_Task to complete_
Transcribe the review of the neural network control systems chapter below in full, word for word, keeping every line as it appears.

_Source text_
────────────────
Review: Provable Observation Noise Robustness for Neural Network Control Systems — R0/PR3

Conflict of interest statement

Reviewer declares none.

Comments

The book chapter "Provable Observation Noise Robustness for Neural Network Control Systems" deals with determining the robustness of discrete-time hybrid/continuous systems for which the control input is produced by a neural controller. The presented approachs works for the case of a discrete number of actions of the system, where the actions are typically the last layer of a learned neural network. Under the idea that the system behaves correctly (in its operational design domain), the question asked by the author is: for a given initial state and number of computation/simulation steps, how much perturbation of the system's input is needed in order to let it reach an erroneuous state with this number of computation/simulation steps.

For this particular problem, the authors exploit the fact that in their setting, the state of the system is completely determined by the initial state and the action sequence. Hence, they can compute, using existing neural network verification tools, for each possible next action the minimum pertubation to the input yielding that output and hence build a tree of possible action sequences, each labeled by the minimum perturbation possible. By preferring to explore nodes where the noise so far was least, the authors can gurantee that once the algorithm terminates, they found the path with the least noise.

In this way, minimal-input-perturbtation sequences leading to an error state can be found. The proposed approach is comparably modest, but this is offset by a relatively long experimental evaluation shows that it works in a surprisingly high number of cases, sometimes even yielding sequences/paths in which in many steps, no perturbation is needed at all.

The paper is overall very well written and sets the contribution into scene quite well. To address the cases that it is a set of initial states that may be given (rather than a single one), the authors also show that using Bayesian Optimization, one can sample from the initial state set relatively well.

Some remarks:

- Theorem numbering "0.1" is a bit weird.

- The last sentence of paragraph 3 on page 12 "with noise at just a few timesteps" is a bit vague - some summed percentage number may be better.
────────────────
(A block of data)
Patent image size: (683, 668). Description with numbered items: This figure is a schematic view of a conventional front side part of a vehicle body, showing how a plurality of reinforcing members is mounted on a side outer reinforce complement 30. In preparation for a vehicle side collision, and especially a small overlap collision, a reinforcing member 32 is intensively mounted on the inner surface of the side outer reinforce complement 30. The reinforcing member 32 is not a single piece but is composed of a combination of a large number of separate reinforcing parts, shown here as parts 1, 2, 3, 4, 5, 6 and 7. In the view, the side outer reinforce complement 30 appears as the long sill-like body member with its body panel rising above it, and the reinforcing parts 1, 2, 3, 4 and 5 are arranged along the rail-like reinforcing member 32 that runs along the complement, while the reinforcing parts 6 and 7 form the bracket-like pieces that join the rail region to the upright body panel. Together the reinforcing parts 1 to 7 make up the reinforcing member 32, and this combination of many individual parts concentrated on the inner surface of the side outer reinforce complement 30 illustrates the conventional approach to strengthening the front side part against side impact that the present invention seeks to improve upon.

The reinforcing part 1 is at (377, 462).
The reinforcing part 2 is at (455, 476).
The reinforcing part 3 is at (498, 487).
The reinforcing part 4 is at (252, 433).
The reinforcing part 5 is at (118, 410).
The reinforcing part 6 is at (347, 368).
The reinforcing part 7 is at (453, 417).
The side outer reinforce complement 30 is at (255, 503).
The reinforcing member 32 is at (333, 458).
────────────────
_Expected output_
Review: Provable Observation Noise Robustness for Neural Network Control Systems — R0/PR3

Conflict of interest statement

Reviewer declares none.

Comments

The book chapter "Provable Observation Noise Robustness for Neural Network Control Systems" deals with determining the robustness of discrete-time hybrid/continuous systems for which the control input is produced by a neural controller. The presented approachs works for the case of a discrete number of actions of the system, where the actions are typically the last layer of a learned neural network. Under the idea that the system behaves correctly (in its operational design domain), the question asked by the author is: for a given initial state and number of computation/simulation steps, how much perturbation of the system's input is needed in order to let it reach an erroneuous state with this number of computation/simulation steps.

For this particular problem, the authors exploit the fact that in their setting, the state of the system is completely determined by the initial state and the action sequence. Hence, they can compute, using existing neural network verification tools, for each possible next action the minimum pertubation to the input yielding that output and hence build a tree of possible action sequences, each labeled by the minimum perturbation possible. By preferring to explore nodes where the noise so far was least, the authors can gurantee that once the algorithm terminates, they found the path with the least noise.

In this way, minimal-input-perturbtation sequences leading to an error state can be found. The proposed approach is comparably modest, but this is offset by a relatively long experimental evaluation shows that it works in a surprisingly high number of cases, sometimes even yielding sequences/paths in which in many steps, no perturbation is needed at all.

The paper is overall very well written and sets the contribution into scene quite well. To address the cases that it is a set of initial states that may be given (rather than a single one), the authors also show that using Bayesian Optimization, one can sample from the initial state set relatively well.

Some remarks:

- Theorem numbering "0.1" is a bit weird.

- The last sentence of paragraph 3 on page 12 "with noise at just a few timesteps" is a bit vague - some summed percentage number may be better.